Stated problem ▸
Find the lines holding the word "Swarm" and collect them.

Data for processing ▸
= = = =

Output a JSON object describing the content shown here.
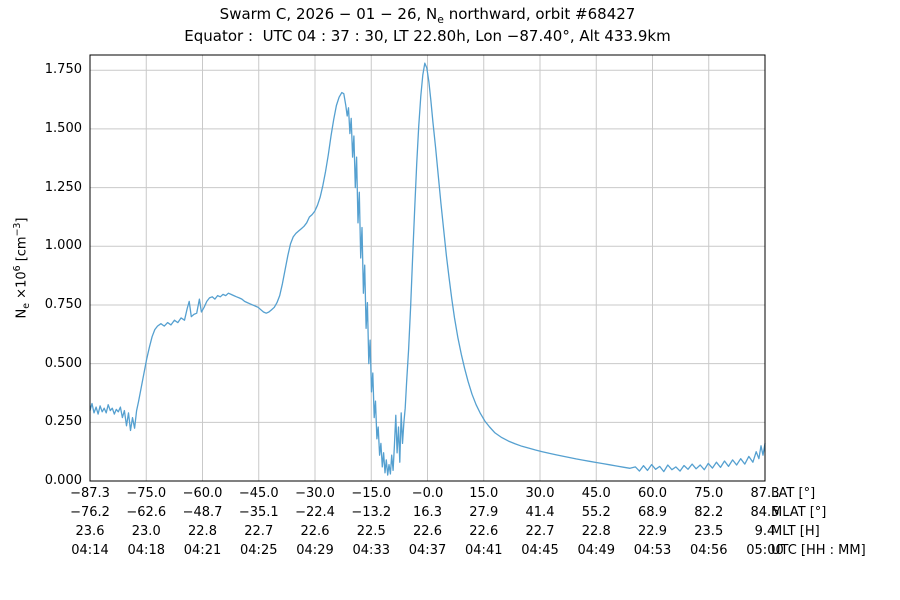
{
  "header": {
    "title_part1": "Swarm C, 2026 − 01 − 26, N",
    "title_sub": "e",
    "title_part2": " northward, orbit #68427",
    "subtitle": "Equator :  UTC 04 : 37 : 30, LT 22.80h, Lon −87.40°, Alt 433.9km"
  },
  "ylabel": {
    "n": "N",
    "sub": "e",
    "times": " ×10",
    "exp": "6",
    "unit_open": " [cm",
    "unit_exp": "−3",
    "unit_close": "]"
  },
  "chart_data": {
    "type": "line",
    "title": "Swarm C, 2026-01-26, Ne northward, orbit #68427",
    "subtitle": "Equator: UTC 04:37:30, LT 22.80h, Lon -87.40°, Alt 433.9km",
    "ylabel": "Ne ×10^6 [cm^-3]",
    "ylim": [
      0,
      1.815
    ],
    "yticks": [
      "0.000",
      "0.250",
      "0.500",
      "0.750",
      "1.000",
      "1.250",
      "1.500",
      "1.750"
    ],
    "grid": true,
    "grid_color": "#c9c9c9",
    "line_color": "#55a0d0",
    "legend_position": "none",
    "x_note": "x values are fractional positions along the time axis from UTC 04:14 (0) to UTC 05:00 (1)",
    "x_axes": [
      {
        "label": "LAT [°]",
        "ticks": [
          "−87.3",
          "−75.0",
          "−60.0",
          "−45.0",
          "−30.0",
          "−15.0",
          "−0.0",
          "15.0",
          "30.0",
          "45.0",
          "60.0",
          "75.0",
          "87.3"
        ]
      },
      {
        "label": "MLAT [°]",
        "ticks": [
          "−76.2",
          "−62.6",
          "−48.7",
          "−35.1",
          "−22.4",
          "−13.2",
          "16.3",
          "27.9",
          "41.4",
          "55.2",
          "68.9",
          "82.2",
          "84.5"
        ]
      },
      {
        "label": "MLT [H]",
        "ticks": [
          "23.6",
          "23.0",
          "22.8",
          "22.7",
          "22.6",
          "22.5",
          "22.6",
          "22.6",
          "22.7",
          "22.8",
          "22.9",
          "23.5",
          "9.4"
        ]
      },
      {
        "label": "UTC [HH : MM]",
        "ticks": [
          "04:14",
          "04:18",
          "04:21",
          "04:25",
          "04:29",
          "04:33",
          "04:37",
          "04:41",
          "04:45",
          "04:49",
          "04:53",
          "04:56",
          "05:00"
        ]
      }
    ],
    "series": [
      {
        "name": "Ne",
        "x": [
          0.0,
          0.003,
          0.006,
          0.009,
          0.012,
          0.015,
          0.018,
          0.021,
          0.024,
          0.027,
          0.03,
          0.033,
          0.036,
          0.039,
          0.042,
          0.045,
          0.048,
          0.051,
          0.054,
          0.057,
          0.06,
          0.063,
          0.066,
          0.069,
          0.072,
          0.076,
          0.08,
          0.084,
          0.088,
          0.092,
          0.096,
          0.1,
          0.105,
          0.11,
          0.115,
          0.12,
          0.125,
          0.13,
          0.135,
          0.14,
          0.144,
          0.147,
          0.15,
          0.154,
          0.158,
          0.162,
          0.165,
          0.169,
          0.173,
          0.177,
          0.181,
          0.185,
          0.189,
          0.193,
          0.197,
          0.201,
          0.205,
          0.209,
          0.213,
          0.217,
          0.221,
          0.225,
          0.229,
          0.233,
          0.237,
          0.241,
          0.245,
          0.249,
          0.253,
          0.257,
          0.261,
          0.265,
          0.269,
          0.273,
          0.277,
          0.281,
          0.285,
          0.289,
          0.293,
          0.297,
          0.301,
          0.305,
          0.309,
          0.313,
          0.317,
          0.321,
          0.325,
          0.329,
          0.333,
          0.337,
          0.341,
          0.345,
          0.349,
          0.353,
          0.357,
          0.361,
          0.365,
          0.369,
          0.373,
          0.376,
          0.379,
          0.381,
          0.383,
          0.385,
          0.387,
          0.389,
          0.391,
          0.393,
          0.395,
          0.397,
          0.399,
          0.401,
          0.403,
          0.405,
          0.407,
          0.409,
          0.411,
          0.413,
          0.415,
          0.417,
          0.419,
          0.421,
          0.423,
          0.425,
          0.427,
          0.429,
          0.431,
          0.433,
          0.435,
          0.437,
          0.439,
          0.441,
          0.443,
          0.445,
          0.447,
          0.449,
          0.451,
          0.453,
          0.455,
          0.457,
          0.459,
          0.461,
          0.463,
          0.465,
          0.467,
          0.469,
          0.472,
          0.475,
          0.478,
          0.481,
          0.484,
          0.487,
          0.49,
          0.493,
          0.496,
          0.499,
          0.502,
          0.505,
          0.508,
          0.512,
          0.516,
          0.52,
          0.524,
          0.528,
          0.532,
          0.536,
          0.54,
          0.545,
          0.55,
          0.555,
          0.56,
          0.566,
          0.572,
          0.578,
          0.585,
          0.592,
          0.6,
          0.61,
          0.62,
          0.63,
          0.64,
          0.65,
          0.66,
          0.67,
          0.68,
          0.69,
          0.7,
          0.71,
          0.72,
          0.73,
          0.74,
          0.75,
          0.76,
          0.77,
          0.78,
          0.79,
          0.8,
          0.808,
          0.814,
          0.82,
          0.826,
          0.832,
          0.838,
          0.844,
          0.85,
          0.856,
          0.862,
          0.868,
          0.874,
          0.88,
          0.886,
          0.892,
          0.898,
          0.904,
          0.91,
          0.916,
          0.922,
          0.928,
          0.934,
          0.94,
          0.946,
          0.952,
          0.958,
          0.964,
          0.97,
          0.976,
          0.982,
          0.987,
          0.991,
          0.994,
          0.997,
          1.0
        ],
        "y": [
          0.3,
          0.33,
          0.29,
          0.315,
          0.285,
          0.32,
          0.295,
          0.31,
          0.29,
          0.325,
          0.3,
          0.31,
          0.285,
          0.305,
          0.295,
          0.315,
          0.27,
          0.3,
          0.235,
          0.29,
          0.215,
          0.27,
          0.225,
          0.3,
          0.34,
          0.4,
          0.46,
          0.52,
          0.57,
          0.615,
          0.645,
          0.66,
          0.67,
          0.66,
          0.675,
          0.665,
          0.685,
          0.675,
          0.695,
          0.685,
          0.735,
          0.765,
          0.7,
          0.71,
          0.715,
          0.775,
          0.72,
          0.74,
          0.765,
          0.78,
          0.785,
          0.775,
          0.79,
          0.785,
          0.795,
          0.79,
          0.8,
          0.795,
          0.79,
          0.785,
          0.78,
          0.775,
          0.765,
          0.76,
          0.755,
          0.75,
          0.745,
          0.74,
          0.73,
          0.72,
          0.715,
          0.72,
          0.73,
          0.74,
          0.76,
          0.79,
          0.84,
          0.9,
          0.96,
          1.01,
          1.04,
          1.055,
          1.065,
          1.075,
          1.085,
          1.1,
          1.125,
          1.135,
          1.15,
          1.175,
          1.21,
          1.26,
          1.32,
          1.39,
          1.47,
          1.54,
          1.6,
          1.635,
          1.655,
          1.65,
          1.6,
          1.555,
          1.59,
          1.48,
          1.545,
          1.38,
          1.47,
          1.25,
          1.38,
          1.1,
          1.23,
          0.95,
          1.08,
          0.8,
          0.92,
          0.65,
          0.76,
          0.5,
          0.6,
          0.38,
          0.46,
          0.27,
          0.34,
          0.18,
          0.23,
          0.11,
          0.16,
          0.06,
          0.12,
          0.035,
          0.09,
          0.025,
          0.07,
          0.03,
          0.11,
          0.045,
          0.15,
          0.28,
          0.12,
          0.23,
          0.08,
          0.29,
          0.16,
          0.25,
          0.31,
          0.42,
          0.56,
          0.74,
          0.95,
          1.16,
          1.35,
          1.51,
          1.64,
          1.73,
          1.78,
          1.76,
          1.7,
          1.62,
          1.53,
          1.42,
          1.3,
          1.18,
          1.07,
          0.96,
          0.865,
          0.775,
          0.695,
          0.61,
          0.54,
          0.48,
          0.425,
          0.37,
          0.325,
          0.29,
          0.255,
          0.23,
          0.205,
          0.185,
          0.17,
          0.158,
          0.148,
          0.14,
          0.132,
          0.125,
          0.118,
          0.112,
          0.106,
          0.1,
          0.094,
          0.089,
          0.084,
          0.079,
          0.074,
          0.069,
          0.064,
          0.059,
          0.054,
          0.06,
          0.042,
          0.065,
          0.045,
          0.07,
          0.05,
          0.062,
          0.04,
          0.068,
          0.048,
          0.06,
          0.042,
          0.066,
          0.05,
          0.072,
          0.052,
          0.068,
          0.048,
          0.075,
          0.055,
          0.08,
          0.058,
          0.085,
          0.062,
          0.09,
          0.068,
          0.095,
          0.072,
          0.105,
          0.08,
          0.125,
          0.095,
          0.15,
          0.11,
          0.16
        ]
      }
    ]
  }
}
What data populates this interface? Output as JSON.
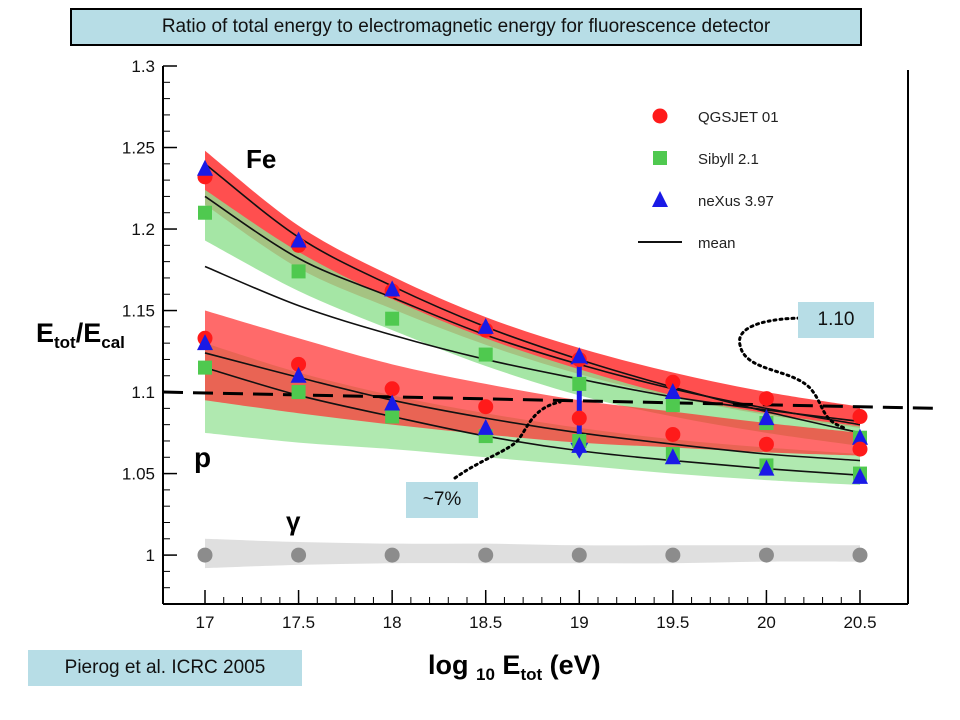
{
  "title": "Ratio of total energy to electromagnetic energy for fluorescence detector",
  "citation": "Pierog et al.  ICRC 2005",
  "annotations": {
    "value_label": "1.10",
    "percent_label": "~7%",
    "group_fe": "Fe",
    "group_p": "p",
    "group_gamma": "γ"
  },
  "axes": {
    "y_label": {
      "main": "E",
      "sub1": "tot",
      "slash": "/E",
      "sub2": "cal"
    },
    "x_label": {
      "main": "log ",
      "sub0": "10",
      "mid": " E",
      "sub1": "tot",
      "unit": " (eV)"
    }
  },
  "colors": {
    "qgsjet": "#ff1a1a",
    "sibyll": "#4fc94f",
    "nexus": "#1a1ae6",
    "gamma": "#8c8c8c",
    "band_red": "#ff3030",
    "band_green": "#8fe08f",
    "band_gray": "#dcdcdc",
    "annotation_box": "#b7dde6"
  },
  "chart_data": {
    "type": "scatter",
    "xlim": [
      16.95,
      20.7
    ],
    "ylim": [
      0.97,
      1.3
    ],
    "x_ticks": [
      "17",
      "17.5",
      "18",
      "18.5",
      "19",
      "19.5",
      "20",
      "20.5"
    ],
    "y_ticks": [
      "1",
      "1.05",
      "1.1",
      "1.15",
      "1.2",
      "1.25",
      "1.3"
    ],
    "legend_position": "top-right",
    "legend": [
      {
        "name": "QGSJET 01",
        "marker": "circle"
      },
      {
        "name": "Sibyll 2.1",
        "marker": "square"
      },
      {
        "name": "neXus 3.97",
        "marker": "triangle"
      },
      {
        "name": "mean",
        "marker": "line"
      }
    ],
    "x": [
      17,
      17.5,
      18,
      18.5,
      19,
      19.5,
      20,
      20.5
    ],
    "series": [
      {
        "name": "QGSJET 01",
        "group": "Fe",
        "marker": "circle",
        "values": [
          1.232,
          1.19,
          1.162,
          1.138,
          1.12,
          1.106,
          1.096,
          1.085
        ]
      },
      {
        "name": "Sibyll 2.1",
        "group": "Fe",
        "marker": "square",
        "values": [
          1.21,
          1.174,
          1.145,
          1.123,
          1.105,
          1.092,
          1.081,
          1.072
        ]
      },
      {
        "name": "neXus 3.97",
        "group": "Fe",
        "marker": "triangle",
        "values": [
          1.237,
          1.193,
          1.163,
          1.14,
          1.122,
          1.1,
          1.084,
          1.072
        ]
      },
      {
        "name": "QGSJET 01",
        "group": "p",
        "marker": "circle",
        "values": [
          1.133,
          1.117,
          1.102,
          1.091,
          1.084,
          1.074,
          1.068,
          1.065
        ]
      },
      {
        "name": "Sibyll 2.1",
        "group": "p",
        "marker": "square",
        "values": [
          1.115,
          1.1,
          1.085,
          1.073,
          1.07,
          1.062,
          1.055,
          1.05
        ]
      },
      {
        "name": "neXus 3.97",
        "group": "p",
        "marker": "triangle",
        "values": [
          1.13,
          1.11,
          1.093,
          1.078,
          1.067,
          1.06,
          1.053,
          1.048
        ]
      },
      {
        "name": "γ",
        "group": "gamma",
        "marker": "circle",
        "values": [
          1.0,
          1.0,
          1.0,
          1.0,
          1.0,
          1.0,
          1.0,
          1.0
        ]
      }
    ],
    "mean_lines": [
      {
        "group": "Fe",
        "values": [
          1.22,
          1.182,
          1.158,
          1.135,
          1.117,
          1.102,
          1.09,
          1.08
        ]
      },
      {
        "group": "Fe-upper",
        "values": [
          1.24,
          1.195,
          1.165,
          1.14,
          1.12,
          1.103,
          1.088,
          1.075
        ]
      },
      {
        "group": "mixed",
        "values": [
          1.177,
          1.153,
          1.135,
          1.12,
          1.108,
          1.097,
          1.089,
          1.082
        ]
      },
      {
        "group": "p",
        "values": [
          1.124,
          1.109,
          1.095,
          1.084,
          1.075,
          1.068,
          1.062,
          1.058
        ]
      },
      {
        "group": "p-lower",
        "values": [
          1.115,
          1.098,
          1.085,
          1.073,
          1.064,
          1.058,
          1.053,
          1.049
        ]
      }
    ],
    "bands": [
      {
        "group": "Fe-red",
        "lower": [
          1.215,
          1.176,
          1.151,
          1.129,
          1.111,
          1.097,
          1.086,
          1.078
        ],
        "upper": [
          1.248,
          1.202,
          1.171,
          1.146,
          1.127,
          1.112,
          1.1,
          1.091
        ]
      },
      {
        "group": "Fe-green",
        "lower": [
          1.193,
          1.162,
          1.138,
          1.116,
          1.098,
          1.085,
          1.075,
          1.067
        ],
        "upper": [
          1.224,
          1.186,
          1.157,
          1.133,
          1.114,
          1.098,
          1.087,
          1.079
        ]
      },
      {
        "group": "p-green",
        "lower": [
          1.075,
          1.069,
          1.065,
          1.06,
          1.055,
          1.05,
          1.046,
          1.043
        ],
        "upper": [
          1.13,
          1.112,
          1.098,
          1.087,
          1.078,
          1.071,
          1.066,
          1.062
        ]
      },
      {
        "group": "p-red",
        "lower": [
          1.095,
          1.087,
          1.08,
          1.074,
          1.069,
          1.066,
          1.063,
          1.061
        ],
        "upper": [
          1.15,
          1.133,
          1.117,
          1.105,
          1.095,
          1.088,
          1.081,
          1.075
        ]
      },
      {
        "group": "gamma",
        "lower": [
          0.992,
          0.994,
          0.995,
          0.995,
          0.995,
          0.995,
          0.996,
          0.996
        ],
        "upper": [
          1.01,
          1.008,
          1.007,
          1.007,
          1.006,
          1.006,
          1.006,
          1.006
        ]
      }
    ],
    "reference_line": {
      "y_start": 1.1,
      "y_end": 1.09,
      "style": "dashed"
    },
    "highlight_arrow": {
      "x": 19,
      "y_from": 1.064,
      "y_to": 1.122
    }
  }
}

= = = =

Reply ▸
    "title_part1": "Swarm C, 2026 − 01 − 26, N",
    "title": "Swarm C, 2026-01-26, Ne northward, orbit #68427",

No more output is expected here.